# GIVEN INSTRUCTION
Every line below that mentions the word "标准车次" should be copied out.

# Data items
[START]

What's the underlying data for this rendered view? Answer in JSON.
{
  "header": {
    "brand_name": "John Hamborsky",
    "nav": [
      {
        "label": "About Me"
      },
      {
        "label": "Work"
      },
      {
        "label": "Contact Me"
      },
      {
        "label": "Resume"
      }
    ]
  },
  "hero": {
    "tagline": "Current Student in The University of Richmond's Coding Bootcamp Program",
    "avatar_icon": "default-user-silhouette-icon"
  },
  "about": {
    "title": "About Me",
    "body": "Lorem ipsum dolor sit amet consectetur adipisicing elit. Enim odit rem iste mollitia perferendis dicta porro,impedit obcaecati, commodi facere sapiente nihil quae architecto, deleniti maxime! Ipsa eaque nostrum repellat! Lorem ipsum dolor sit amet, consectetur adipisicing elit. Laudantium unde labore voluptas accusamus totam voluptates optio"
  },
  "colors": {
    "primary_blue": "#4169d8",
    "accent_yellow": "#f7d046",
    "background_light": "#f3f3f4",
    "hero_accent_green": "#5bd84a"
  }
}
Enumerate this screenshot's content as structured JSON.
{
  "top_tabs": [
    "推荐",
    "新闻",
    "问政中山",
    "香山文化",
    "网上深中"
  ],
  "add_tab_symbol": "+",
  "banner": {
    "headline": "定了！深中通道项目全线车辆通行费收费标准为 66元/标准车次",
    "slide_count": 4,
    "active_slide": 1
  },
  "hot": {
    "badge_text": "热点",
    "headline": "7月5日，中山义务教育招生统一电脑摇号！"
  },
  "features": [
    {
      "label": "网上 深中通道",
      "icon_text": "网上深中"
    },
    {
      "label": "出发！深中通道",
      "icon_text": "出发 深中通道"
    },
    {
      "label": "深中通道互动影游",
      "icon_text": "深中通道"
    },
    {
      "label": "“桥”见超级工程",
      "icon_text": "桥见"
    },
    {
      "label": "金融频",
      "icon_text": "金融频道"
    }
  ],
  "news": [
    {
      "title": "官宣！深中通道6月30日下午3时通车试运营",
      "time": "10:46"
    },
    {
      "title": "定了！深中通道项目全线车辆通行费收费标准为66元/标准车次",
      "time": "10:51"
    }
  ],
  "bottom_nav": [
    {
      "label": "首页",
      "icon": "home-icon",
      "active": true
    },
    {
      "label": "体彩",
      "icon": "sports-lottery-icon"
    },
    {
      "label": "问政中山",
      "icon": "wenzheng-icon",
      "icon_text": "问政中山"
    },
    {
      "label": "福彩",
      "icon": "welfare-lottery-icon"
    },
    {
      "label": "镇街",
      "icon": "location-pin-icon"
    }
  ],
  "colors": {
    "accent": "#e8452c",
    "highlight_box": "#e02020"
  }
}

[END]
[START]

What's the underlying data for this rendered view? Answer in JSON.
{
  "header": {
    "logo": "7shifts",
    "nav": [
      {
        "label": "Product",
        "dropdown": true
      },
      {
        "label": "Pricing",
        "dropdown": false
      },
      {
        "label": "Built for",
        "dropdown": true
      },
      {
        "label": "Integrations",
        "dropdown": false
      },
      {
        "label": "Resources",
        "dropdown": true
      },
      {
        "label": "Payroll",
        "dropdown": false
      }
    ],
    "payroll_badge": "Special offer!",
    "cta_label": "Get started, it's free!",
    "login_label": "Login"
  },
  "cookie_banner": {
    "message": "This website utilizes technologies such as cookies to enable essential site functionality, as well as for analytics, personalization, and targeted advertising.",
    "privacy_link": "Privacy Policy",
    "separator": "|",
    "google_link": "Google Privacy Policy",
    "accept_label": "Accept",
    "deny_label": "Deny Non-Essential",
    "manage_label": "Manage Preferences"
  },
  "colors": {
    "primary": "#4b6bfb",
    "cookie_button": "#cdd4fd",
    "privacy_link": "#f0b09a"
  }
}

[END]

# EXERCISE SOLUTION
    "headline": "定了！深中通道项目全线车辆通行费收费标准为 66元/标准车次",
      "title": "定了！深中通道项目全线车辆通行费收费标准为66元/标准车次",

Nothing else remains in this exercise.